* INSTRUÇÃO 1 *
Traduza para inglês a seguinte frase do texto sobre a produção de vacinas contra a covid-19: "E, para o médico angolano, especialista em doenças tropicais, neste processo, os chamados países BRICS – Brasil, Rússia, Índia, China e África do Sul – terão um papel determinante."
* INSTRUÇÃO 2 *
Continue o texto sobre a liberalização da produção de vacinas contra a covid-19 a partir da última frase apresentada.

* BLOCO DE TEXTO *

O diretor do Instituto de Higiene e Medicina Tropical (IHMT) defende a liberalização organizada da produção de vacinas contra a covid-19, antecipando que a pressão do mercado clandestino acabará por impor esta solução no futuro.
Numa altura em que os atrasos e a desigualdade no acesso à vacinação contra o novo coronavírus nos países mais pobres fazem levantar várias vozes a favor da liberalização das patentes dos imunizantes já registados, Filomeno Fortes lembrou, em entrevista à agência Lusa, que há já um precedente com os medicamentos antirretrovirais.
E, para o médico angolano, especialista em doenças tropicais, neste processo, os chamados países BRICS – Brasil, Rússia, Índia, China e África do Sul – terão um papel determinante.
“Estou otimista. Com os antirretrovirais [antes de ser aprovada a liberalização] começou a haver produção clandestina em muitos locais. Neste momento, sabemos que alguns países já estão a fazer pirataria para tentar aceder às fórmulas de composição das vacinas que estão a ser produzidas”, disse Filomeno Fortes.

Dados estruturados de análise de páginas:
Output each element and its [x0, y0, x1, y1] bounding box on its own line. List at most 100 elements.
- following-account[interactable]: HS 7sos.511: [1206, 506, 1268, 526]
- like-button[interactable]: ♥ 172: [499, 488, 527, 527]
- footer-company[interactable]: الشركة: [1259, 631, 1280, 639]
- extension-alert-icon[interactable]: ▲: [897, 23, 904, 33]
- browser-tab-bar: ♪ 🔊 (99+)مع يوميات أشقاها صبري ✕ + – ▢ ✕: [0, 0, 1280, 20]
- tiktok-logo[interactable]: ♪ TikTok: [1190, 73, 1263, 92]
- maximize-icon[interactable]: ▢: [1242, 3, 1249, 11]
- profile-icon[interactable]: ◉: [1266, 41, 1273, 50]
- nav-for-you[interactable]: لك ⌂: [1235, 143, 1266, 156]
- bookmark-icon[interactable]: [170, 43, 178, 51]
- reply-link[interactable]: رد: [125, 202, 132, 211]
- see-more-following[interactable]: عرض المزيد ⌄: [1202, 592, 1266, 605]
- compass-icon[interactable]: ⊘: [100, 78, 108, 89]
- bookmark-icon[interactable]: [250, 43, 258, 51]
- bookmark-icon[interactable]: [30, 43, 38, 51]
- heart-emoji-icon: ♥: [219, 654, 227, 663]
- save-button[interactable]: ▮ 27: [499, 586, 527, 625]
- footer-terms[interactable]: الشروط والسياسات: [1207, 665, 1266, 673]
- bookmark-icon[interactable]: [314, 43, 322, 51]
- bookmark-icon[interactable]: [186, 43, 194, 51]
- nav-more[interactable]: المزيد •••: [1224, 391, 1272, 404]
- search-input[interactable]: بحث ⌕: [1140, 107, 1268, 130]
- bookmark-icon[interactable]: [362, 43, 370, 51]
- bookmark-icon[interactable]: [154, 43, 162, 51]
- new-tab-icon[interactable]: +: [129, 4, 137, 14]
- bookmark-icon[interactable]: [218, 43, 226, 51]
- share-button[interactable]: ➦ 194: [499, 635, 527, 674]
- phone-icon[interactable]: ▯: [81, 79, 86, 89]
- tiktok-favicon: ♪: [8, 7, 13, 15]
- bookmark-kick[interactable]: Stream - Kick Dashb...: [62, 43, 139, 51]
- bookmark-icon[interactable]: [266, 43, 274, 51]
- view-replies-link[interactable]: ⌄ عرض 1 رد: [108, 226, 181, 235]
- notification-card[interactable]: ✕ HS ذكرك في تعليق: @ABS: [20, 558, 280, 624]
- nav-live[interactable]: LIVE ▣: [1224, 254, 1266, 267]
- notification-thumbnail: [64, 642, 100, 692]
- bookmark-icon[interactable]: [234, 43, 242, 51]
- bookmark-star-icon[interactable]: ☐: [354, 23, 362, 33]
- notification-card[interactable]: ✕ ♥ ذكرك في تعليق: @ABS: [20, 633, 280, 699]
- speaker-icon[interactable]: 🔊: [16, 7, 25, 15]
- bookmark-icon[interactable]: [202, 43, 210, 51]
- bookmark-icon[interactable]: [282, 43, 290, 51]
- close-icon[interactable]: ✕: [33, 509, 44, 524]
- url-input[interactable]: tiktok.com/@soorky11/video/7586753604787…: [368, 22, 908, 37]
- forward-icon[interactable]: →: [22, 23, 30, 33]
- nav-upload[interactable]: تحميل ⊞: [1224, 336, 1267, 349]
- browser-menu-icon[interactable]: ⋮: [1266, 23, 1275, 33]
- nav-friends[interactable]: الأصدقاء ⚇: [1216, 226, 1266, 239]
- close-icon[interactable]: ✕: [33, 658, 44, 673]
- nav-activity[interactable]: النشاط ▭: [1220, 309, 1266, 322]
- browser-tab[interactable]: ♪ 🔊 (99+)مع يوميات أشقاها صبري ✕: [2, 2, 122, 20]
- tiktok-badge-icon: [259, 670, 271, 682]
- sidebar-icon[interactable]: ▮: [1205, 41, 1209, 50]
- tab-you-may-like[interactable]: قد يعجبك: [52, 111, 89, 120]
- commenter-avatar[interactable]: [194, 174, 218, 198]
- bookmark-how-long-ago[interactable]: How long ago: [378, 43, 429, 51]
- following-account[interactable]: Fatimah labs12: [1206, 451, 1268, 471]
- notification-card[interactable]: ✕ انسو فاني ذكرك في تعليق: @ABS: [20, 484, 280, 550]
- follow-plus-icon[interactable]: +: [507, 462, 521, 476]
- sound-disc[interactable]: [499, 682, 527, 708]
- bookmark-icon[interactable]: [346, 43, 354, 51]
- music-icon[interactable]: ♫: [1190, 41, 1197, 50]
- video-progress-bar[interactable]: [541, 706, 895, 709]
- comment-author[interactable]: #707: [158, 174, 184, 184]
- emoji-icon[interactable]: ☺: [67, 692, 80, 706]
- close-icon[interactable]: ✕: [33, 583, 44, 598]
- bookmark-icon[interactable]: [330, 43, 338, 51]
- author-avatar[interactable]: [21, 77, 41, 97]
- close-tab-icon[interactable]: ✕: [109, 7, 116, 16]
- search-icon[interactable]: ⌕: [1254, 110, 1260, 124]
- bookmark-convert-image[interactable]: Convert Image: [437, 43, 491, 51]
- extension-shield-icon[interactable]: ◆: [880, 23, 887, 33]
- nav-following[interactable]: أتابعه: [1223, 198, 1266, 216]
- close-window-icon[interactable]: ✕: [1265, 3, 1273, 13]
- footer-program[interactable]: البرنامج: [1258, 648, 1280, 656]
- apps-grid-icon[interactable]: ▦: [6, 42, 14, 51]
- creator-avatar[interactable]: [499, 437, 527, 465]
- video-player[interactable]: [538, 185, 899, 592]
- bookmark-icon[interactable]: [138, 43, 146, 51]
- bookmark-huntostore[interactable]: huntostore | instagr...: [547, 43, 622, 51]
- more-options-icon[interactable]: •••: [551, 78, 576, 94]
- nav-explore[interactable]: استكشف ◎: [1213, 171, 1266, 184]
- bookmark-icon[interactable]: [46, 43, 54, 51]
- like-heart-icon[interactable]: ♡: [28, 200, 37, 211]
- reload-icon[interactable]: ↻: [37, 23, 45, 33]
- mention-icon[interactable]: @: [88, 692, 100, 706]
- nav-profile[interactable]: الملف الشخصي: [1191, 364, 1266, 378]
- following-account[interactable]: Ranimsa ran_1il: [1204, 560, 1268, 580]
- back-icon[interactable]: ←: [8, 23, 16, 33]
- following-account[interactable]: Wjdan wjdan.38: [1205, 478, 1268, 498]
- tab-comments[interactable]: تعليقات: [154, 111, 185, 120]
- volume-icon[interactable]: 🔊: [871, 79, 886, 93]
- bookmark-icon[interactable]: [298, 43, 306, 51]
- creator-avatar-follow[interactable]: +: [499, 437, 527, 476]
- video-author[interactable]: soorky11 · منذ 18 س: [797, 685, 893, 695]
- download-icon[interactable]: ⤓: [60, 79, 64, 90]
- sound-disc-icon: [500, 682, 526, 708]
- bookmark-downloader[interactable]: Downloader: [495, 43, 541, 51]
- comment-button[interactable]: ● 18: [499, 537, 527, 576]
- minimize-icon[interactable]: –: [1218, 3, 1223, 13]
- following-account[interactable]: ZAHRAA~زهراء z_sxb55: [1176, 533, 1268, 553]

* RESPOSTA 1 *
And, in the view of the Angolan physician, a specialist in tropical diseases, the so-called BRICS countries – Brazil, Russia, India, China and South Africa – will play a decisive role in this process.

* RESPOSTA 2 *
Segundo o médico, “é muito fácil para a Índia, por exemplo, começar a produzir vacinas em quantidade, entrar no mercado negro a explorar essas vacinas”.
“É preferível anteciparmo-nos, a nível mundial, de forma organizada, e abrimos a possibilidade para a produção livre dessas vacinas com controlo” de instituições como a Unicef, defendeu.
O Fundo das Nações Unidas para a Infância (Unicef) é responsável, a nível mundial, pelo controlo e distribuição de vacinas como a da febre amarela, cólera ou meningite e está, atualmente, a distribuir as primeiras vacinas covid-19, que chegam, nomeadamente, aos países africanos através do mecanismo Covax.
“A Unicef, a OMS e a Aliança para as Vacinas (GAVI), que controlam a produção e distribuição, neste momento estão praticamente fora da produção destas vacinas. A indústria internacional e o mercado capitalista tomaram conta do negócio e a única hipótese é haver países com algum potencial que virem o disco”, disse.
Neste contexto, apontou como determinante o papel dos BRICS que, há dois anos, assinaram um protocolo para que se aumentasse a produção de vacinas, como a do sarampo ou da poliomielite, para distribuição aos países em vias de desenvolvimento.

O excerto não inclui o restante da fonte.